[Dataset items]
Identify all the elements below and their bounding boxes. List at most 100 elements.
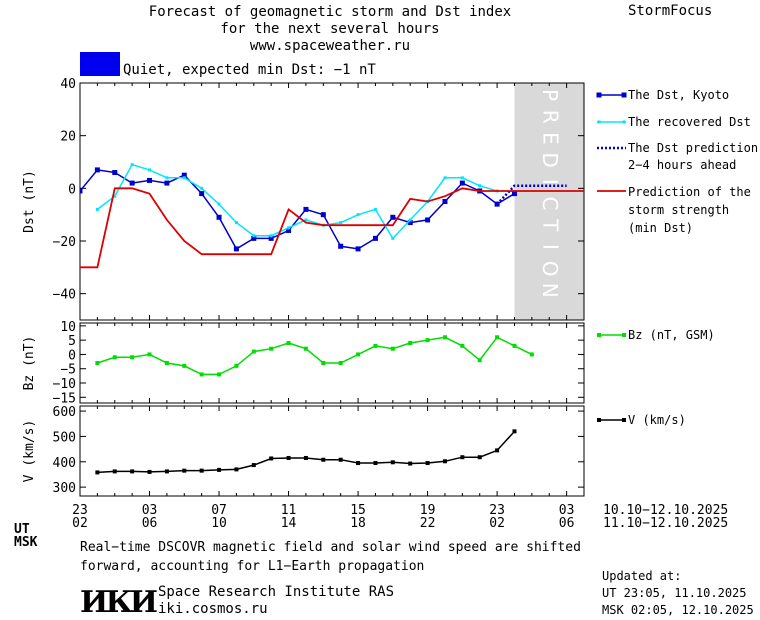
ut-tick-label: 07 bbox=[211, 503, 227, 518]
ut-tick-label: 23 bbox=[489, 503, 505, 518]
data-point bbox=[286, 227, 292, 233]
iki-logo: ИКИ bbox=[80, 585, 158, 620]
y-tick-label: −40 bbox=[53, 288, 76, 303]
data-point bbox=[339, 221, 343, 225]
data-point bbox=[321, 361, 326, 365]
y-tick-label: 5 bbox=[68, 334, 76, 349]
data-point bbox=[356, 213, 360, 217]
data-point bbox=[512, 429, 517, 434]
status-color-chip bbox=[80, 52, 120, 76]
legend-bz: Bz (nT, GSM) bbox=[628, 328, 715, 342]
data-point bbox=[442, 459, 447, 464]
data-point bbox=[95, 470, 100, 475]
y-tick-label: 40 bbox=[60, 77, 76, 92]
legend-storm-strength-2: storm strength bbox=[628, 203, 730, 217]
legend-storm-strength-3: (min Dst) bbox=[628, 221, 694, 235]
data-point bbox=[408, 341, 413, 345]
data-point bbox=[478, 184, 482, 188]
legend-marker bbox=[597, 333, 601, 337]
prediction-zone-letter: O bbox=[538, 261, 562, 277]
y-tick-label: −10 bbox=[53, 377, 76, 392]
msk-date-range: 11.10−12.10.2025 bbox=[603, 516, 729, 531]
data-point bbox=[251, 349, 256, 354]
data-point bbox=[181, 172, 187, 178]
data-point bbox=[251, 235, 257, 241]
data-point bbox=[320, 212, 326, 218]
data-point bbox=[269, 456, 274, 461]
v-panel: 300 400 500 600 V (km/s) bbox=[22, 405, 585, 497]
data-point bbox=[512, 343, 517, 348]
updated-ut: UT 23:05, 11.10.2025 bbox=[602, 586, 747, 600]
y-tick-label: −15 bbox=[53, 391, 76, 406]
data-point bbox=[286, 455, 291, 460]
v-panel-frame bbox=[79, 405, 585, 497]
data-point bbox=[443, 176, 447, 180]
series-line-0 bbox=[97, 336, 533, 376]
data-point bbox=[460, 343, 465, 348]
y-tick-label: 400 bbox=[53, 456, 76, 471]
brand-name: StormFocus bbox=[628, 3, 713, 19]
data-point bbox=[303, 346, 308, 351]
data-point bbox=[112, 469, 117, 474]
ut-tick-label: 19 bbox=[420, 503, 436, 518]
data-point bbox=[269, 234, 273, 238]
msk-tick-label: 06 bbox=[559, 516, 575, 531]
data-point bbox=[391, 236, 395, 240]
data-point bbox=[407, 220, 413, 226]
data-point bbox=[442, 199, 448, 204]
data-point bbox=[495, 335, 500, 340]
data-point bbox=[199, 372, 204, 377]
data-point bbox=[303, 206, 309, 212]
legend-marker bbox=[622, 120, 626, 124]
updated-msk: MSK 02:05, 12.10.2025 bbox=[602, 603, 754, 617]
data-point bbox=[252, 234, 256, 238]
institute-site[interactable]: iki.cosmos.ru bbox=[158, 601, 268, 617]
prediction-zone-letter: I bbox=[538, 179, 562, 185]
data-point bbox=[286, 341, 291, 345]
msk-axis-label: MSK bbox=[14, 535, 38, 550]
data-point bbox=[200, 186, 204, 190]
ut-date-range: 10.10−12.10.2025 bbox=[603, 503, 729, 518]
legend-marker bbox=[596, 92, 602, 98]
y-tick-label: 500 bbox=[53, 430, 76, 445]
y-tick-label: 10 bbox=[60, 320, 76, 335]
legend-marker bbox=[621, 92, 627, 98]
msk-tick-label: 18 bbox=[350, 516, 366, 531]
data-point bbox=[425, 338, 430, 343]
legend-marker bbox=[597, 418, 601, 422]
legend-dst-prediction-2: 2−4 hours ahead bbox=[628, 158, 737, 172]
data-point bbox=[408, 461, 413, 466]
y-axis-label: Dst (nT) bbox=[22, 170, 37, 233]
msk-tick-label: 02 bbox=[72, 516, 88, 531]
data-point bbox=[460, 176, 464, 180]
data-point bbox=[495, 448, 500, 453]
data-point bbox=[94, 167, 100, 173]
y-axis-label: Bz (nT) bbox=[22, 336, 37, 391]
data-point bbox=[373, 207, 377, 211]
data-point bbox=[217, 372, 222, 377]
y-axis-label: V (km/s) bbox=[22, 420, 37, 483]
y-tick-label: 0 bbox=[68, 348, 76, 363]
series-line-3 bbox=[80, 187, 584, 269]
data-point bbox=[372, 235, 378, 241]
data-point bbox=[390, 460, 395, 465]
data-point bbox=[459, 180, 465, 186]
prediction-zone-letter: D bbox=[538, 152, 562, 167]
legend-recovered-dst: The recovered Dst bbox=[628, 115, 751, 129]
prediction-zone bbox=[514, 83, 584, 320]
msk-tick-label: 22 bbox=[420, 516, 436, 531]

*WHAT TO DO*: Extract every line of the listing above word for word, leaving out the pictures.

*COMPLETED TASK*:
Identify all the elements below and their bounding boxes. List at most 100 elements.
ut-tick-label: 07 bbox=[211, 503, 227, 518]
ut-tick-label: 23 bbox=[489, 503, 505, 518]
data-point bbox=[286, 227, 292, 233]
iki-logo: ИКИ bbox=[80, 585, 158, 620]
y-tick-label: −40 bbox=[53, 288, 76, 303]
data-point bbox=[339, 221, 343, 225]
data-point bbox=[321, 361, 326, 365]
y-tick-label: 5 bbox=[68, 334, 76, 349]
data-point bbox=[356, 213, 360, 217]
data-point bbox=[512, 429, 517, 434]
status-color-chip bbox=[80, 52, 120, 76]
legend-bz: Bz (nT, GSM) bbox=[628, 328, 715, 342]
data-point bbox=[442, 459, 447, 464]
data-point bbox=[95, 470, 100, 475]
y-tick-label: 40 bbox=[60, 77, 76, 92]
legend-storm-strength-2: storm strength bbox=[628, 203, 730, 217]
legend-storm-strength-3: (min Dst) bbox=[628, 221, 694, 235]
data-point bbox=[408, 341, 413, 345]
data-point bbox=[478, 184, 482, 188]
legend-marker bbox=[597, 333, 601, 337]
prediction-zone-letter: O bbox=[538, 261, 562, 277]
y-tick-label: −10 bbox=[53, 377, 76, 392]
msk-date-range: 11.10−12.10.2025 bbox=[603, 516, 729, 531]
data-point bbox=[251, 349, 256, 354]
data-point bbox=[181, 172, 187, 178]
data-point bbox=[251, 235, 257, 241]
data-point bbox=[320, 212, 326, 218]
data-point bbox=[269, 456, 274, 461]
v-panel: 300 400 500 600 V (km/s) bbox=[22, 405, 585, 497]
data-point bbox=[512, 343, 517, 348]
updated-ut: UT 23:05, 11.10.2025 bbox=[602, 586, 747, 600]
y-tick-label: −15 bbox=[53, 391, 76, 406]
data-point bbox=[286, 455, 291, 460]
v-panel-frame bbox=[79, 405, 585, 497]
data-point bbox=[443, 176, 447, 180]
series-line-0 bbox=[97, 336, 533, 376]
data-point bbox=[460, 343, 465, 348]
y-tick-label: 400 bbox=[53, 456, 76, 471]
brand-name: StormFocus bbox=[628, 3, 713, 19]
data-point bbox=[303, 346, 308, 351]
data-point bbox=[112, 469, 117, 474]
ut-tick-label: 19 bbox=[420, 503, 436, 518]
data-point bbox=[269, 234, 273, 238]
msk-tick-label: 06 bbox=[559, 516, 575, 531]
data-point bbox=[391, 236, 395, 240]
data-point bbox=[407, 220, 413, 226]
data-point bbox=[442, 199, 448, 204]
data-point bbox=[495, 335, 500, 340]
data-point bbox=[199, 372, 204, 377]
data-point bbox=[303, 206, 309, 212]
legend-marker bbox=[622, 120, 626, 124]
updated-msk: MSK 02:05, 12.10.2025 bbox=[602, 603, 754, 617]
data-point bbox=[252, 234, 256, 238]
institute-site[interactable]: iki.cosmos.ru bbox=[158, 601, 268, 617]
prediction-zone-letter: I bbox=[538, 179, 562, 185]
data-point bbox=[286, 341, 291, 345]
msk-axis-label: MSK bbox=[14, 535, 38, 550]
data-point bbox=[200, 186, 204, 190]
ut-date-range: 10.10−12.10.2025 bbox=[603, 503, 729, 518]
legend-marker bbox=[596, 92, 602, 98]
y-tick-label: 500 bbox=[53, 430, 76, 445]
y-tick-label: 10 bbox=[60, 320, 76, 335]
legend-marker bbox=[621, 92, 627, 98]
msk-tick-label: 18 bbox=[350, 516, 366, 531]
data-point bbox=[425, 338, 430, 343]
legend-marker bbox=[597, 418, 601, 422]
legend-dst-prediction-2: 2−4 hours ahead bbox=[628, 158, 737, 172]
data-point bbox=[408, 461, 413, 466]
y-axis-label: Dst (nT) bbox=[22, 170, 37, 233]
msk-tick-label: 02 bbox=[72, 516, 88, 531]
data-point bbox=[460, 176, 464, 180]
data-point bbox=[495, 448, 500, 453]
data-point bbox=[94, 167, 100, 173]
y-axis-label: Bz (nT) bbox=[22, 336, 37, 391]
data-point bbox=[373, 207, 377, 211]
data-point bbox=[217, 372, 222, 377]
y-axis-label: V (km/s) bbox=[22, 420, 37, 483]
y-tick-label: 0 bbox=[68, 348, 76, 363]
series-line-3 bbox=[80, 187, 584, 269]
data-point bbox=[372, 235, 378, 241]
data-point bbox=[390, 460, 395, 465]
data-point bbox=[459, 180, 465, 186]
prediction-zone-letter: D bbox=[538, 152, 562, 167]
legend-recovered-dst: The recovered Dst bbox=[628, 115, 751, 129]
prediction-zone bbox=[514, 83, 584, 320]
msk-tick-label: 22 bbox=[420, 516, 436, 531]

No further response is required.